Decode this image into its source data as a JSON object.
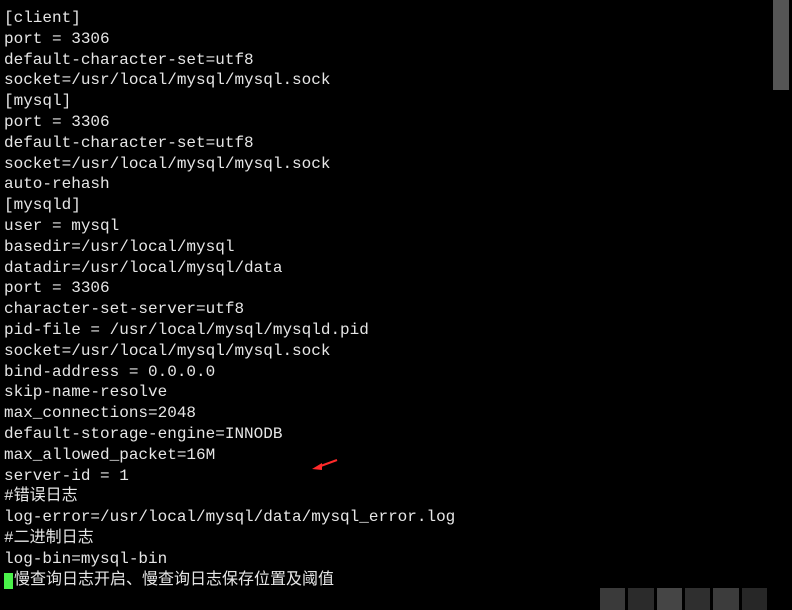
{
  "config_lines": [
    "[client]",
    "port = 3306",
    "default-character-set=utf8",
    "socket=/usr/local/mysql/mysql.sock",
    "",
    "[mysql]",
    "port = 3306",
    "default-character-set=utf8",
    "socket=/usr/local/mysql/mysql.sock",
    "auto-rehash",
    "",
    "[mysqld]",
    "user = mysql",
    "basedir=/usr/local/mysql",
    "datadir=/usr/local/mysql/data",
    "port = 3306",
    "character-set-server=utf8",
    "pid-file = /usr/local/mysql/mysqld.pid",
    "socket=/usr/local/mysql/mysql.sock",
    "bind-address = 0.0.0.0",
    "skip-name-resolve",
    "max_connections=2048",
    "default-storage-engine=INNODB",
    "max_allowed_packet=16M",
    "server-id = 1",
    "#错误日志",
    "log-error=/usr/local/mysql/data/mysql_error.log",
    "#二进制日志",
    "log-bin=mysql-bin"
  ],
  "last_line_prefix": "#",
  "last_line_text": "慢查询日志开启、慢查询日志保存位置及阈值",
  "arrow_color": "#ff2a2a"
}
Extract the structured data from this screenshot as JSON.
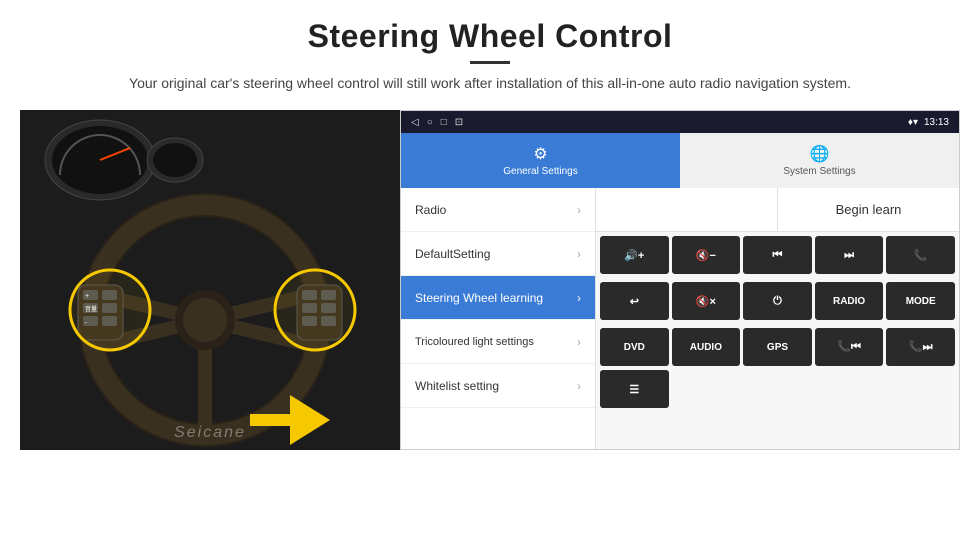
{
  "page": {
    "title": "Steering Wheel Control",
    "subtitle": "Your original car's steering wheel control will still work after installation of this all-in-one auto radio navigation system."
  },
  "status_bar": {
    "icons": [
      "◁",
      "○",
      "□",
      "⊡"
    ],
    "right_icons": "♦ ▾",
    "time": "13:13"
  },
  "tabs": [
    {
      "id": "general",
      "label": "General Settings",
      "active": true,
      "icon": "⚙"
    },
    {
      "id": "system",
      "label": "System Settings",
      "active": false,
      "icon": "🌐"
    }
  ],
  "menu_items": [
    {
      "id": "radio",
      "label": "Radio",
      "active": false
    },
    {
      "id": "default",
      "label": "DefaultSetting",
      "active": false
    },
    {
      "id": "steering",
      "label": "Steering Wheel learning",
      "active": true
    },
    {
      "id": "tricoloured",
      "label": "Tricoloured light settings",
      "active": false
    },
    {
      "id": "whitelist",
      "label": "Whitelist setting",
      "active": false
    }
  ],
  "right_panel": {
    "begin_learn_label": "Begin learn",
    "control_buttons_row1": [
      {
        "id": "vol-up",
        "label": "🔊+",
        "symbol": "🔊+"
      },
      {
        "id": "vol-down",
        "label": "🔇-",
        "symbol": "🔇-"
      },
      {
        "id": "prev",
        "label": "⏮",
        "symbol": "⏮"
      },
      {
        "id": "next",
        "label": "⏭",
        "symbol": "⏭"
      },
      {
        "id": "phone",
        "label": "📞",
        "symbol": "📞"
      }
    ],
    "control_buttons_row2": [
      {
        "id": "hangup",
        "label": "↩",
        "symbol": "↩"
      },
      {
        "id": "mute",
        "label": "🔇×",
        "symbol": "🔇×"
      },
      {
        "id": "power",
        "label": "⏻",
        "symbol": "⏻"
      },
      {
        "id": "radio-btn",
        "label": "RADIO",
        "symbol": "RADIO"
      },
      {
        "id": "mode",
        "label": "MODE",
        "symbol": "MODE"
      }
    ],
    "control_buttons_row3": [
      {
        "id": "dvd",
        "label": "DVD",
        "symbol": "DVD"
      },
      {
        "id": "audio",
        "label": "AUDIO",
        "symbol": "AUDIO"
      },
      {
        "id": "gps",
        "label": "GPS",
        "symbol": "GPS"
      },
      {
        "id": "tel-prev",
        "label": "📞⏮",
        "symbol": "📞⏮"
      },
      {
        "id": "tel-next",
        "label": "📞⏭",
        "symbol": "📞⏭"
      }
    ],
    "control_buttons_row4": [
      {
        "id": "menu-icon",
        "label": "☰",
        "symbol": "☰"
      }
    ]
  },
  "watermark": "Seicane"
}
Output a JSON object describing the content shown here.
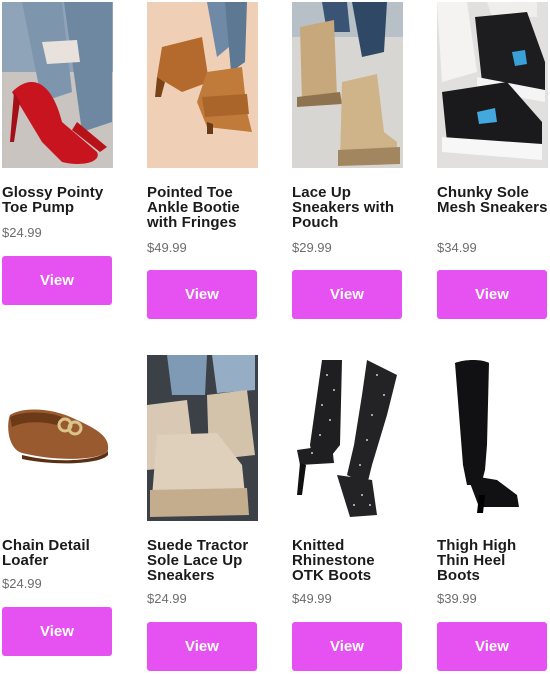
{
  "theme": {
    "button_color": "#e651f2",
    "button_text_color": "#ffffff",
    "price_color": "#6d6d6d",
    "name_color": "#1b1b1b"
  },
  "products": [
    {
      "name": "Glossy Pointy Toe Pump",
      "price": "$24.99",
      "button_label": "View",
      "image_icon": "red-pump-heel"
    },
    {
      "name": "Pointed Toe Ankle Bootie with Fringes",
      "price": "$49.99",
      "button_label": "View",
      "image_icon": "tan-fringe-bootie"
    },
    {
      "name": "Lace Up Sneakers with Pouch",
      "price": "$29.99",
      "button_label": "View",
      "image_icon": "beige-lace-up-boot"
    },
    {
      "name": "Chunky Sole Mesh Sneakers",
      "price": "$34.99",
      "button_label": "View",
      "image_icon": "black-chunky-sneaker"
    },
    {
      "name": "Chain Detail Loafer",
      "price": "$24.99",
      "button_label": "View",
      "image_icon": "brown-chain-loafer"
    },
    {
      "name": "Suede Tractor Sole Lace Up Sneakers",
      "price": "$24.99",
      "button_label": "View",
      "image_icon": "suede-tractor-boot"
    },
    {
      "name": "Knitted Rhinestone OTK Boots",
      "price": "$49.99",
      "button_label": "View",
      "image_icon": "rhinestone-otk-boot"
    },
    {
      "name": "Thigh High Thin Heel Boots",
      "price": "$39.99",
      "button_label": "View",
      "image_icon": "black-thigh-high-boot"
    }
  ]
}
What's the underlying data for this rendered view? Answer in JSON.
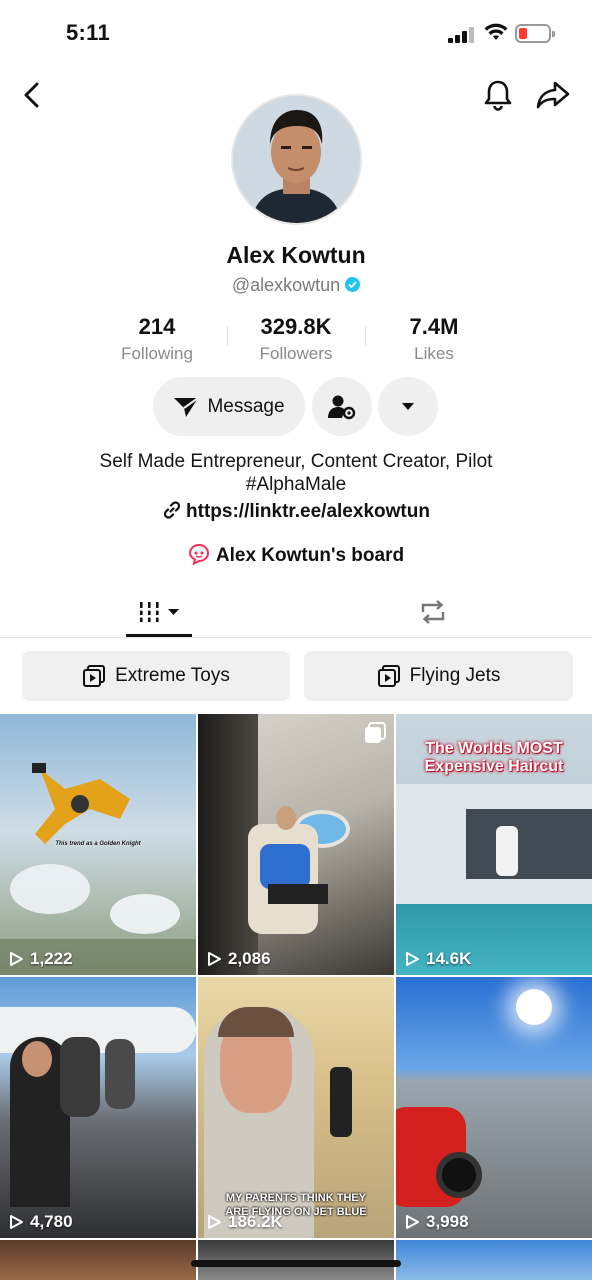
{
  "status": {
    "time": "5:11"
  },
  "profile": {
    "name": "Alex Kowtun",
    "handle": "@alexkowtun",
    "stats": [
      {
        "value": "214",
        "label": "Following"
      },
      {
        "value": "329.8K",
        "label": "Followers"
      },
      {
        "value": "7.4M",
        "label": "Likes"
      }
    ],
    "message_label": "Message",
    "bio_line1": "Self Made Entrepreneur, Content Creator, Pilot",
    "bio_line2": "#AlphaMale",
    "link": "https://linktr.ee/alexkowtun",
    "board": "Alex Kowtun's board"
  },
  "playlists": [
    {
      "label": "Extreme Toys"
    },
    {
      "label": "Flying Jets"
    }
  ],
  "videos": [
    {
      "views": "1,222",
      "caption": "This trend as a Golden Knight",
      "icon": "play-icon"
    },
    {
      "views": "2,086",
      "caption": "",
      "icon": "play-icon"
    },
    {
      "views": "14.6K",
      "caption": "The Worlds MOST Expensive Haircut",
      "icon": "play-icon"
    },
    {
      "views": "4,780",
      "caption": "",
      "icon": "play-icon"
    },
    {
      "views": "186.2K",
      "caption": "MY PARENTS THINK THEY ARE FLYING ON JET BLUE",
      "icon": "play-icon"
    },
    {
      "views": "3,998",
      "caption": "",
      "icon": "play-icon"
    }
  ],
  "colors": {
    "verified": "#20c4f4",
    "battery_low": "#ff3b30",
    "board_icon": "#fe2c55"
  }
}
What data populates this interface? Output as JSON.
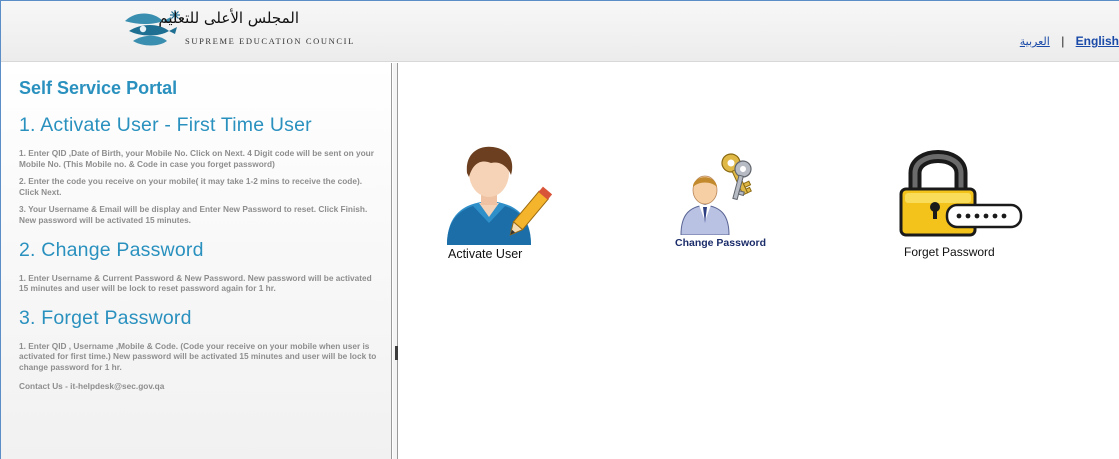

##########

• _WHAT THIS TASK INVOLVES_
Omit the pictures, then output the rest of the listing exactly.

• _THE REPLY_
Decode this image into its source data as a JSON object.
{
  "config_lines": [
    "[client]",
    "port = 3306",
    "default-character-set=utf8",
    "socket=/usr/local/mysql/mysql.sock",
    "",
    "[mysql]",
    "port = 3306",
    "default-character-set=utf8",
    "socket=/usr/local/mysql/mysql.sock",
    "auto-rehash",
    "",
    "[mysqld]",
    "user = mysql",
    "basedir=/usr/local/mysql",
    "datadir=/usr/local/mysql/data",
    "port = 3306",
    "character-set-server=utf8",
    "pid-file = /usr/local/mysql/mysqld.pid",
    "socket=/usr/local/mysql/mysql.sock",
    "bind-address = 0.0.0.0",
    "skip-name-resolve",
    "max_connections=2048",
    "default-storage-engine=INNODB",
    "max_allowed_packet=16M",
    "server-id = 1",
    "#错误日志",
    "log-error=/usr/local/mysql/data/mysql_error.log",
    "#二进制日志",
    "log-bin=mysql-bin"
  ],
  "last_line_prefix": "#",
  "last_line_text": "慢查询日志开启、慢查询日志保存位置及阈值",
  "arrow_color": "#ff2a2a"
}
Extract the structured data from this screenshot as JSON.
{
  "page": {
    "title": "Steering Wheel Control",
    "subtitle": "Your original car's steering wheel control will still work after installation of this all-in-one auto radio navigation system."
  },
  "status_bar": {
    "icons": [
      "◁",
      "○",
      "□",
      "⊡"
    ],
    "right_icons": "♦ ▾",
    "time": "13:13"
  },
  "tabs": [
    {
      "id": "general",
      "label": "General Settings",
      "active": true,
      "icon": "⚙"
    },
    {
      "id": "system",
      "label": "System Settings",
      "active": false,
      "icon": "🌐"
    }
  ],
  "menu_items": [
    {
      "id": "radio",
      "label": "Radio",
      "active": false
    },
    {
      "id": "default",
      "label": "DefaultSetting",
      "active": false
    },
    {
      "id": "steering",
      "label": "Steering Wheel learning",
      "active": true
    },
    {
      "id": "tricoloured",
      "label": "Tricoloured light settings",
      "active": false
    },
    {
      "id": "whitelist",
      "label": "Whitelist setting",
      "active": false
    }
  ],
  "right_panel": {
    "begin_learn_label": "Begin learn",
    "control_buttons_row1": [
      {
        "id": "vol-up",
        "label": "🔊+",
        "symbol": "🔊+"
      },
      {
        "id": "vol-down",
        "label": "🔇-",
        "symbol": "🔇-"
      },
      {
        "id": "prev",
        "label": "⏮",
        "symbol": "⏮"
      },
      {
        "id": "next",
        "label": "⏭",
        "symbol": "⏭"
      },
      {
        "id": "phone",
        "label": "📞",
        "symbol": "📞"
      }
    ],
    "control_buttons_row2": [
      {
        "id": "hangup",
        "label": "↩",
        "symbol": "↩"
      },
      {
        "id": "mute",
        "label": "🔇×",
        "symbol": "🔇×"
      },
      {
        "id": "power",
        "label": "⏻",
        "symbol": "⏻"
      },
      {
        "id": "radio-btn",
        "label": "RADIO",
        "symbol": "RADIO"
      },
      {
        "id": "mode",
        "label": "MODE",
        "symbol": "MODE"
      }
    ],
    "control_buttons_row3": [
      {
        "id": "dvd",
        "label": "DVD",
        "symbol": "DVD"
      },
      {
        "id": "audio",
        "label": "AUDIO",
        "symbol": "AUDIO"
      },
      {
        "id": "gps",
        "label": "GPS",
        "symbol": "GPS"
      },
      {
        "id": "tel-prev",
        "label": "📞⏮",
        "symbol": "📞⏮"
      },
      {
        "id": "tel-next",
        "label": "📞⏭",
        "symbol": "📞⏭"
      }
    ],
    "control_buttons_row4": [
      {
        "id": "menu-icon",
        "label": "☰",
        "symbol": "☰"
      }
    ]
  },
  "watermark": "Seicane"
}
Output a JSON object describing the content shown here.
{
  "theme": {
    "button_color": "#e651f2",
    "button_text_color": "#ffffff",
    "price_color": "#6d6d6d",
    "name_color": "#1b1b1b"
  },
  "products": [
    {
      "name": "Glossy Pointy Toe Pump",
      "price": "$24.99",
      "button_label": "View",
      "image_icon": "red-pump-heel"
    },
    {
      "name": "Pointed Toe Ankle Bootie with Fringes",
      "price": "$49.99",
      "button_label": "View",
      "image_icon": "tan-fringe-bootie"
    },
    {
      "name": "Lace Up Sneakers with Pouch",
      "price": "$29.99",
      "button_label": "View",
      "image_icon": "beige-lace-up-boot"
    },
    {
      "name": "Chunky Sole Mesh Sneakers",
      "price": "$34.99",
      "button_label": "View",
      "image_icon": "black-chunky-sneaker"
    },
    {
      "name": "Chain Detail Loafer",
      "price": "$24.99",
      "button_label": "View",
      "image_icon": "brown-chain-loafer"
    },
    {
      "name": "Suede Tractor Sole Lace Up Sneakers",
      "price": "$24.99",
      "button_label": "View",
      "image_icon": "suede-tractor-boot"
    },
    {
      "name": "Knitted Rhinestone OTK Boots",
      "price": "$49.99",
      "button_label": "View",
      "image_icon": "rhinestone-otk-boot"
    },
    {
      "name": "Thigh High Thin Heel Boots",
      "price": "$39.99",
      "button_label": "View",
      "image_icon": "black-thigh-high-boot"
    }
  ]
}
What's the underlying data for this rendered view? Answer in JSON.
{
  "status": {
    "time": "5:11"
  },
  "profile": {
    "name": "Alex Kowtun",
    "handle": "@alexkowtun",
    "stats": [
      {
        "value": "214",
        "label": "Following"
      },
      {
        "value": "329.8K",
        "label": "Followers"
      },
      {
        "value": "7.4M",
        "label": "Likes"
      }
    ],
    "message_label": "Message",
    "bio_line1": "Self Made Entrepreneur, Content Creator, Pilot",
    "bio_line2": "#AlphaMale",
    "link": "https://linktr.ee/alexkowtun",
    "board": "Alex Kowtun's board"
  },
  "playlists": [
    {
      "label": "Extreme Toys"
    },
    {
      "label": "Flying Jets"
    }
  ],
  "videos": [
    {
      "views": "1,222",
      "caption": "This trend as a Golden Knight",
      "icon": "play-icon"
    },
    {
      "views": "2,086",
      "caption": "",
      "icon": "play-icon"
    },
    {
      "views": "14.6K",
      "caption": "The Worlds MOST Expensive Haircut",
      "icon": "play-icon"
    },
    {
      "views": "4,780",
      "caption": "",
      "icon": "play-icon"
    },
    {
      "views": "186.2K",
      "caption": "MY PARENTS THINK THEY ARE FLYING ON JET BLUE",
      "icon": "play-icon"
    },
    {
      "views": "3,998",
      "caption": "",
      "icon": "play-icon"
    }
  ],
  "colors": {
    "verified": "#20c4f4",
    "battery_low": "#ff3b30",
    "board_icon": "#fe2c55"
  }
}
What data populates this interface? Output as JSON.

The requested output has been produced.